__Required task__
Leave out the pictures and transcribe the rest of the records exactly.

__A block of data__
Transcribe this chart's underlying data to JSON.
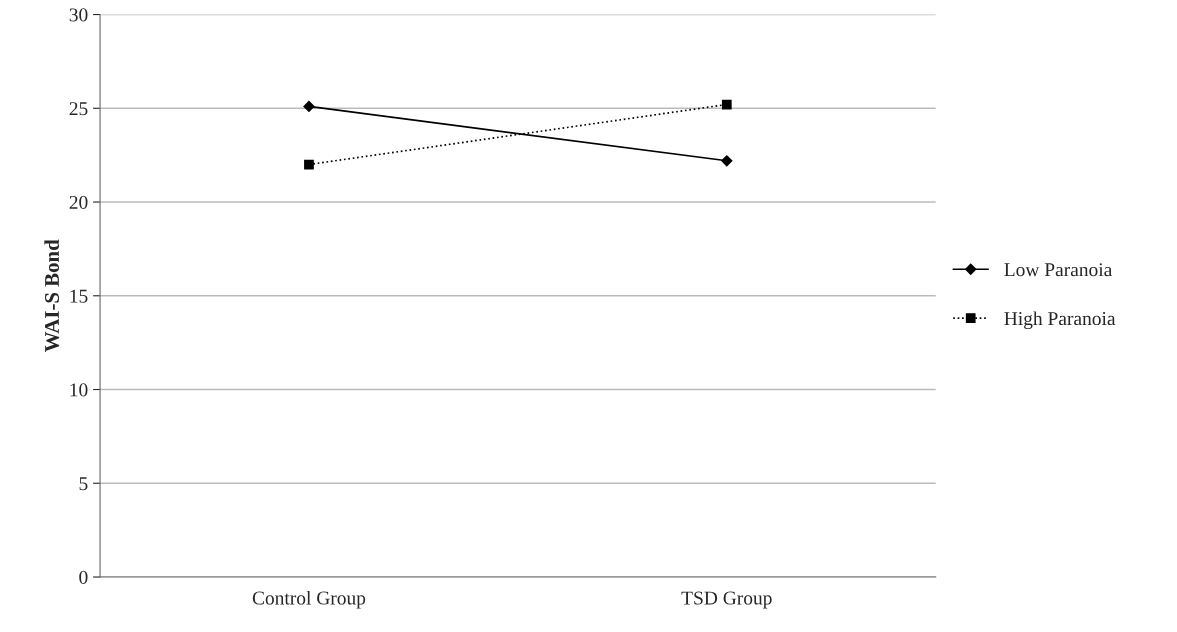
{
  "chart_data": {
    "type": "line",
    "ylabel": "WAI-S Bond",
    "categories": [
      "Control Group",
      "TSD Group"
    ],
    "series": [
      {
        "name": "Low Paranoia",
        "color": "#000000",
        "values": [
          25.1,
          22.2
        ],
        "marker": "diamond",
        "line_style": "solid"
      },
      {
        "name": "High Paranoia",
        "color": "#000000",
        "values": [
          22.0,
          25.2
        ],
        "marker": "square",
        "line_style": "dotted"
      }
    ],
    "ylim": [
      0,
      30
    ],
    "yticks": [
      0,
      5,
      10,
      15,
      20,
      25,
      30
    ],
    "grid": "y",
    "legend": "right"
  }
}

__Exercise output__
Transcribe this chart's underlying data to JSON.
{
  "chart_data": {
    "type": "line",
    "ylabel": "WAI-S Bond",
    "categories": [
      "Control Group",
      "TSD Group"
    ],
    "series": [
      {
        "name": "Low Paranoia",
        "color": "#000000",
        "values": [
          25.1,
          22.2
        ],
        "marker": "diamond",
        "line_style": "solid"
      },
      {
        "name": "High Paranoia",
        "color": "#000000",
        "values": [
          22.0,
          25.2
        ],
        "marker": "square",
        "line_style": "dotted"
      }
    ],
    "ylim": [
      0,
      30
    ],
    "yticks": [
      0,
      5,
      10,
      15,
      20,
      25,
      30
    ],
    "grid": "y",
    "legend": "right"
  }
}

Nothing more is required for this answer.